● THE TASK: Copy out all the data, word for word.

Records contained in a dataset
====================
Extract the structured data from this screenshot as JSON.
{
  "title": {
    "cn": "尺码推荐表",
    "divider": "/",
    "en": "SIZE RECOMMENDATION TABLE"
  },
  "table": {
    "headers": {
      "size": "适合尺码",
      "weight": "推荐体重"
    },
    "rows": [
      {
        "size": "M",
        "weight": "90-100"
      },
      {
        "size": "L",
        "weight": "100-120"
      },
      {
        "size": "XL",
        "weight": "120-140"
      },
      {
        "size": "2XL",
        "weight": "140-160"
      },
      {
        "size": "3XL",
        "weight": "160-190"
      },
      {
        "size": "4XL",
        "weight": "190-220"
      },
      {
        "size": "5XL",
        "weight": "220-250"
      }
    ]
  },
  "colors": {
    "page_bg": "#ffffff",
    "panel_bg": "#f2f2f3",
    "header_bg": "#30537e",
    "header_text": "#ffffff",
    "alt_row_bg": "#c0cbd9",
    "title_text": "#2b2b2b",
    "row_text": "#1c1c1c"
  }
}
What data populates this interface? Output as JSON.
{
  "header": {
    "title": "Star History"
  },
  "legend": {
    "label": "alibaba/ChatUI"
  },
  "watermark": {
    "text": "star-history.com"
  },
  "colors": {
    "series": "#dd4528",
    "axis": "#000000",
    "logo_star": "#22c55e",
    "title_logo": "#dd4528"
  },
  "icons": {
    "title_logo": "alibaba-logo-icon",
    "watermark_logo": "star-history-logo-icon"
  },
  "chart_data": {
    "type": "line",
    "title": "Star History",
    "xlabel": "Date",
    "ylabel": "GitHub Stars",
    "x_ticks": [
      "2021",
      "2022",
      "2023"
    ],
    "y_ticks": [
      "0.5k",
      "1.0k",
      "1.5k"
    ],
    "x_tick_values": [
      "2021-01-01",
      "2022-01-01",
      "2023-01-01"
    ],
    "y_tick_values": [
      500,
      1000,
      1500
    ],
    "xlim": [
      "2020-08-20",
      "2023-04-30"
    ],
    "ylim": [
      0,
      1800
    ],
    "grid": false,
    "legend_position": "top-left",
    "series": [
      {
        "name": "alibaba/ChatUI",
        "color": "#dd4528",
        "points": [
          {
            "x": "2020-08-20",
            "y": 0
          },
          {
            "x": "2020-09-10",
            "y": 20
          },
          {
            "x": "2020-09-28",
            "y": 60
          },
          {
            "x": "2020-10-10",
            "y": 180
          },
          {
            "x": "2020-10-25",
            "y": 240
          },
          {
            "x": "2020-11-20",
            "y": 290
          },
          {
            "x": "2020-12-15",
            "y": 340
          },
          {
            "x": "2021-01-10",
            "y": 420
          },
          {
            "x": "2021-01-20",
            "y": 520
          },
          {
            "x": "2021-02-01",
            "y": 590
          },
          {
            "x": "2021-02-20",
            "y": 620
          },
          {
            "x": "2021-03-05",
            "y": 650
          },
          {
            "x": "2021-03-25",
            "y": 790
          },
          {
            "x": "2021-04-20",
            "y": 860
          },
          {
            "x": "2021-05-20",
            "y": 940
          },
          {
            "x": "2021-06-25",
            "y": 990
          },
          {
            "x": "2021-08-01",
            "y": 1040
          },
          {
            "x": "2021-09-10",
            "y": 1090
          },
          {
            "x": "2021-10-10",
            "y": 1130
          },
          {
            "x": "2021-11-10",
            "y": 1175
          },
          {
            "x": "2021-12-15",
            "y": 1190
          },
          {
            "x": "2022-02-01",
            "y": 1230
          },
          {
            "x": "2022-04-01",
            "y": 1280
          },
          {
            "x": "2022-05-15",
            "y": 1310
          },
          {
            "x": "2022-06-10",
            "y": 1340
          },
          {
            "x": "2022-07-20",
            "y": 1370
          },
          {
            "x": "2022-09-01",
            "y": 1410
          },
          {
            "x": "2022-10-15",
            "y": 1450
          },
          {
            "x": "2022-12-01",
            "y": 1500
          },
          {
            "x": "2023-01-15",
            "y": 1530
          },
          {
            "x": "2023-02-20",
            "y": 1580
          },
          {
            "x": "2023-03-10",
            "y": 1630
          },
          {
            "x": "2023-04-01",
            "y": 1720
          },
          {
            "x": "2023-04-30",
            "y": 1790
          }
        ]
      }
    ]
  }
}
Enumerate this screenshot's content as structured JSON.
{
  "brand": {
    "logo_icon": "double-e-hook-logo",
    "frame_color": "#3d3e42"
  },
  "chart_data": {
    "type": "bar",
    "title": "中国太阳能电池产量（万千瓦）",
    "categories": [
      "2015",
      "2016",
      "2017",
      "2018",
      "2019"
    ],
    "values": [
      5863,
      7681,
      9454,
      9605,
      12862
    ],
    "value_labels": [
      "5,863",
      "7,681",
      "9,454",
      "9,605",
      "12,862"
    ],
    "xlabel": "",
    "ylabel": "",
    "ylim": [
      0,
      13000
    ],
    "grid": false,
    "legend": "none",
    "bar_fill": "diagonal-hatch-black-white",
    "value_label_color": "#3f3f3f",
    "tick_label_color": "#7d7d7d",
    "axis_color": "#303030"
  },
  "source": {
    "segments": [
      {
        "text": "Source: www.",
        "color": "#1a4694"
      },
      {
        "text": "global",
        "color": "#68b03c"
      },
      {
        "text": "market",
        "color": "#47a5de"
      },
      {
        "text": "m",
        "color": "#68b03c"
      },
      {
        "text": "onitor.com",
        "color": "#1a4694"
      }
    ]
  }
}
====================
● RESULT OF THE TASK:
Extract the structured data from this screenshot as JSON.
{
  "title": {
    "cn": "尺码推荐表",
    "divider": "/",
    "en": "SIZE RECOMMENDATION TABLE"
  },
  "table": {
    "headers": {
      "size": "适合尺码",
      "weight": "推荐体重"
    },
    "rows": [
      {
        "size": "M",
        "weight": "90-100"
      },
      {
        "size": "L",
        "weight": "100-120"
      },
      {
        "size": "XL",
        "weight": "120-140"
      },
      {
        "size": "2XL",
        "weight": "140-160"
      },
      {
        "size": "3XL",
        "weight": "160-190"
      },
      {
        "size": "4XL",
        "weight": "190-220"
      },
      {
        "size": "5XL",
        "weight": "220-250"
      }
    ]
  },
  "colors": {
    "page_bg": "#ffffff",
    "panel_bg": "#f2f2f3",
    "header_bg": "#30537e",
    "header_text": "#ffffff",
    "alt_row_bg": "#c0cbd9",
    "title_text": "#2b2b2b",
    "row_text": "#1c1c1c"
  }
}
What data populates this interface? Output as JSON.
{
  "header": {
    "title": "Star History"
  },
  "legend": {
    "label": "alibaba/ChatUI"
  },
  "watermark": {
    "text": "star-history.com"
  },
  "colors": {
    "series": "#dd4528",
    "axis": "#000000",
    "logo_star": "#22c55e",
    "title_logo": "#dd4528"
  },
  "icons": {
    "title_logo": "alibaba-logo-icon",
    "watermark_logo": "star-history-logo-icon"
  },
  "chart_data": {
    "type": "line",
    "title": "Star History",
    "xlabel": "Date",
    "ylabel": "GitHub Stars",
    "x_ticks": [
      "2021",
      "2022",
      "2023"
    ],
    "y_ticks": [
      "0.5k",
      "1.0k",
      "1.5k"
    ],
    "x_tick_values": [
      "2021-01-01",
      "2022-01-01",
      "2023-01-01"
    ],
    "y_tick_values": [
      500,
      1000,
      1500
    ],
    "xlim": [
      "2020-08-20",
      "2023-04-30"
    ],
    "ylim": [
      0,
      1800
    ],
    "grid": false,
    "legend_position": "top-left",
    "series": [
      {
        "name": "alibaba/ChatUI",
        "color": "#dd4528",
        "points": [
          {
            "x": "2020-08-20",
            "y": 0
          },
          {
            "x": "2020-09-10",
            "y": 20
          },
          {
            "x": "2020-09-28",
            "y": 60
          },
          {
            "x": "2020-10-10",
            "y": 180
          },
          {
            "x": "2020-10-25",
            "y": 240
          },
          {
            "x": "2020-11-20",
            "y": 290
          },
          {
            "x": "2020-12-15",
            "y": 340
          },
          {
            "x": "2021-01-10",
            "y": 420
          },
          {
            "x": "2021-01-20",
            "y": 520
          },
          {
            "x": "2021-02-01",
            "y": 590
          },
          {
            "x": "2021-02-20",
            "y": 620
          },
          {
            "x": "2021-03-05",
            "y": 650
          },
          {
            "x": "2021-03-25",
            "y": 790
          },
          {
            "x": "2021-04-20",
            "y": 860
          },
          {
            "x": "2021-05-20",
            "y": 940
          },
          {
            "x": "2021-06-25",
            "y": 990
          },
          {
            "x": "2021-08-01",
            "y": 1040
          },
          {
            "x": "2021-09-10",
            "y": 1090
          },
          {
            "x": "2021-10-10",
            "y": 1130
          },
          {
            "x": "2021-11-10",
            "y": 1175
          },
          {
            "x": "2021-12-15",
            "y": 1190
          },
          {
            "x": "2022-02-01",
            "y": 1230
          },
          {
            "x": "2022-04-01",
            "y": 1280
          },
          {
            "x": "2022-05-15",
            "y": 1310
          },
          {
            "x": "2022-06-10",
            "y": 1340
          },
          {
            "x": "2022-07-20",
            "y": 1370
          },
          {
            "x": "2022-09-01",
            "y": 1410
          },
          {
            "x": "2022-10-15",
            "y": 1450
          },
          {
            "x": "2022-12-01",
            "y": 1500
          },
          {
            "x": "2023-01-15",
            "y": 1530
          },
          {
            "x": "2023-02-20",
            "y": 1580
          },
          {
            "x": "2023-03-10",
            "y": 1630
          },
          {
            "x": "2023-04-01",
            "y": 1720
          },
          {
            "x": "2023-04-30",
            "y": 1790
          }
        ]
      }
    ]
  }
}
Enumerate this screenshot's content as structured JSON.
{
  "brand": {
    "logo_icon": "double-e-hook-logo",
    "frame_color": "#3d3e42"
  },
  "chart_data": {
    "type": "bar",
    "title": "中国太阳能电池产量（万千瓦）",
    "categories": [
      "2015",
      "2016",
      "2017",
      "2018",
      "2019"
    ],
    "values": [
      5863,
      7681,
      9454,
      9605,
      12862
    ],
    "value_labels": [
      "5,863",
      "7,681",
      "9,454",
      "9,605",
      "12,862"
    ],
    "xlabel": "",
    "ylabel": "",
    "ylim": [
      0,
      13000
    ],
    "grid": false,
    "legend": "none",
    "bar_fill": "diagonal-hatch-black-white",
    "value_label_color": "#3f3f3f",
    "tick_label_color": "#7d7d7d",
    "axis_color": "#303030"
  },
  "source": {
    "segments": [
      {
        "text": "Source: www.",
        "color": "#1a4694"
      },
      {
        "text": "global",
        "color": "#68b03c"
      },
      {
        "text": "market",
        "color": "#47a5de"
      },
      {
        "text": "m",
        "color": "#68b03c"
      },
      {
        "text": "onitor.com",
        "color": "#1a4694"
      }
    ]
  }
}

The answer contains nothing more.